▶ _TASK INSTRUCTIONS_
Transcribe every line of the listing below without any deviation.

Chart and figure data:

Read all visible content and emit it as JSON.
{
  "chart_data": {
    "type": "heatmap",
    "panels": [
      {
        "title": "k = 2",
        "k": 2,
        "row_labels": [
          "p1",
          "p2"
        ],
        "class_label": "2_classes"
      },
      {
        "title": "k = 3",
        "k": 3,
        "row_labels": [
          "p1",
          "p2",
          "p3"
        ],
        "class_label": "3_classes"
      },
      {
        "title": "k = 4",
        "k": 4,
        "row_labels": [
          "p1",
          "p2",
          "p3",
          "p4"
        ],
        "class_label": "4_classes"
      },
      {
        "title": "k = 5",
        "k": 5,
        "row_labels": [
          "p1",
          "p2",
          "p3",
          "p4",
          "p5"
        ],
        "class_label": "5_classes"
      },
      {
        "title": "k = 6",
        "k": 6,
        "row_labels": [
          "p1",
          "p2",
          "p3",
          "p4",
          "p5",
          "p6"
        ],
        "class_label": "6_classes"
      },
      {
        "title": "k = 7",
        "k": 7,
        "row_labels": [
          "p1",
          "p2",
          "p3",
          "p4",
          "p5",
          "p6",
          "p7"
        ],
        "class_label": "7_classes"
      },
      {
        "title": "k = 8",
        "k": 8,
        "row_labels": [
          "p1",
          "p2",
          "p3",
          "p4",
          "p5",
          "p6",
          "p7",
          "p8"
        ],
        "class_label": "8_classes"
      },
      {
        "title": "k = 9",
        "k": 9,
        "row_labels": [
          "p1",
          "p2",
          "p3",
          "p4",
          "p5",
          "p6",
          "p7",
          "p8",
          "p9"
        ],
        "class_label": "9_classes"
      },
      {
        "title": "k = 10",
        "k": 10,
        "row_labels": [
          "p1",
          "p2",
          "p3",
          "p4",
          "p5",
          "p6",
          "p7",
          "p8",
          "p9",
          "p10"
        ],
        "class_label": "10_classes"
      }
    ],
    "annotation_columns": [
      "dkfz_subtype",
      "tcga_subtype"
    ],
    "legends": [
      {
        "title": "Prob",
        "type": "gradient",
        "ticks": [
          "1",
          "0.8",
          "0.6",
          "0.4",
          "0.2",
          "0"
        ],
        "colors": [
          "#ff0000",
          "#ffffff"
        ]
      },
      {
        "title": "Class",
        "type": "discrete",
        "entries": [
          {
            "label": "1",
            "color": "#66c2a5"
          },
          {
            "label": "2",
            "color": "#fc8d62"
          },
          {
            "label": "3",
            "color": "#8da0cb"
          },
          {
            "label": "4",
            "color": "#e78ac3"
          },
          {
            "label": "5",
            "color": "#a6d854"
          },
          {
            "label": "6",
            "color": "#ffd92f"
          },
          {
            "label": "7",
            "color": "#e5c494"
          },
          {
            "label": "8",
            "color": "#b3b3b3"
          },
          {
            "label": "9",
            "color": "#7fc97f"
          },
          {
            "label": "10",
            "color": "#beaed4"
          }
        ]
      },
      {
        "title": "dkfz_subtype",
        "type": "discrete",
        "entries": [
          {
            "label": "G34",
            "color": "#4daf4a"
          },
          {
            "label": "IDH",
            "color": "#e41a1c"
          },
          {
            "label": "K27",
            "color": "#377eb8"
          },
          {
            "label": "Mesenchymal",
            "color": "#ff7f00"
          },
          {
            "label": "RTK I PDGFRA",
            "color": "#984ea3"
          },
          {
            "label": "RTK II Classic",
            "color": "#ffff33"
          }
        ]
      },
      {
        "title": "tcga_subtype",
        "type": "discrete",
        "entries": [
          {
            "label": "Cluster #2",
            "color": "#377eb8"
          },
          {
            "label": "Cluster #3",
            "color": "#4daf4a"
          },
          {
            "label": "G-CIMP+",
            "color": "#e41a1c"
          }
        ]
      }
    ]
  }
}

▶ _RESULT OF THIS EXERCISE_
Read all visible content and emit it as JSON.
{
  "chart_data": {
    "type": "heatmap",
    "panels": [
      {
        "title": "k = 2",
        "k": 2,
        "row_labels": [
          "p1",
          "p2"
        ],
        "class_label": "2_classes"
      },
      {
        "title": "k = 3",
        "k": 3,
        "row_labels": [
          "p1",
          "p2",
          "p3"
        ],
        "class_label": "3_classes"
      },
      {
        "title": "k = 4",
        "k": 4,
        "row_labels": [
          "p1",
          "p2",
          "p3",
          "p4"
        ],
        "class_label": "4_classes"
      },
      {
        "title": "k = 5",
        "k": 5,
        "row_labels": [
          "p1",
          "p2",
          "p3",
          "p4",
          "p5"
        ],
        "class_label": "5_classes"
      },
      {
        "title": "k = 6",
        "k": 6,
        "row_labels": [
          "p1",
          "p2",
          "p3",
          "p4",
          "p5",
          "p6"
        ],
        "class_label": "6_classes"
      },
      {
        "title": "k = 7",
        "k": 7,
        "row_labels": [
          "p1",
          "p2",
          "p3",
          "p4",
          "p5",
          "p6",
          "p7"
        ],
        "class_label": "7_classes"
      },
      {
        "title": "k = 8",
        "k": 8,
        "row_labels": [
          "p1",
          "p2",
          "p3",
          "p4",
          "p5",
          "p6",
          "p7",
          "p8"
        ],
        "class_label": "8_classes"
      },
      {
        "title": "k = 9",
        "k": 9,
        "row_labels": [
          "p1",
          "p2",
          "p3",
          "p4",
          "p5",
          "p6",
          "p7",
          "p8",
          "p9"
        ],
        "class_label": "9_classes"
      },
      {
        "title": "k = 10",
        "k": 10,
        "row_labels": [
          "p1",
          "p2",
          "p3",
          "p4",
          "p5",
          "p6",
          "p7",
          "p8",
          "p9",
          "p10"
        ],
        "class_label": "10_classes"
      }
    ],
    "annotation_columns": [
      "dkfz_subtype",
      "tcga_subtype"
    ],
    "legends": [
      {
        "title": "Prob",
        "type": "gradient",
        "ticks": [
          "1",
          "0.8",
          "0.6",
          "0.4",
          "0.2",
          "0"
        ],
        "colors": [
          "#ff0000",
          "#ffffff"
        ]
      },
      {
        "title": "Class",
        "type": "discrete",
        "entries": [
          {
            "label": "1",
            "color": "#66c2a5"
          },
          {
            "label": "2",
            "color": "#fc8d62"
          },
          {
            "label": "3",
            "color": "#8da0cb"
          },
          {
            "label": "4",
            "color": "#e78ac3"
          },
          {
            "label": "5",
            "color": "#a6d854"
          },
          {
            "label": "6",
            "color": "#ffd92f"
          },
          {
            "label": "7",
            "color": "#e5c494"
          },
          {
            "label": "8",
            "color": "#b3b3b3"
          },
          {
            "label": "9",
            "color": "#7fc97f"
          },
          {
            "label": "10",
            "color": "#beaed4"
          }
        ]
      },
      {
        "title": "dkfz_subtype",
        "type": "discrete",
        "entries": [
          {
            "label": "G34",
            "color": "#4daf4a"
          },
          {
            "label": "IDH",
            "color": "#e41a1c"
          },
          {
            "label": "K27",
            "color": "#377eb8"
          },
          {
            "label": "Mesenchymal",
            "color": "#ff7f00"
          },
          {
            "label": "RTK I PDGFRA",
            "color": "#984ea3"
          },
          {
            "label": "RTK II Classic",
            "color": "#ffff33"
          }
        ]
      },
      {
        "title": "tcga_subtype",
        "type": "discrete",
        "entries": [
          {
            "label": "Cluster #2",
            "color": "#377eb8"
          },
          {
            "label": "Cluster #3",
            "color": "#4daf4a"
          },
          {
            "label": "G-CIMP+",
            "color": "#e41a1c"
          }
        ]
      }
    ]
  }
}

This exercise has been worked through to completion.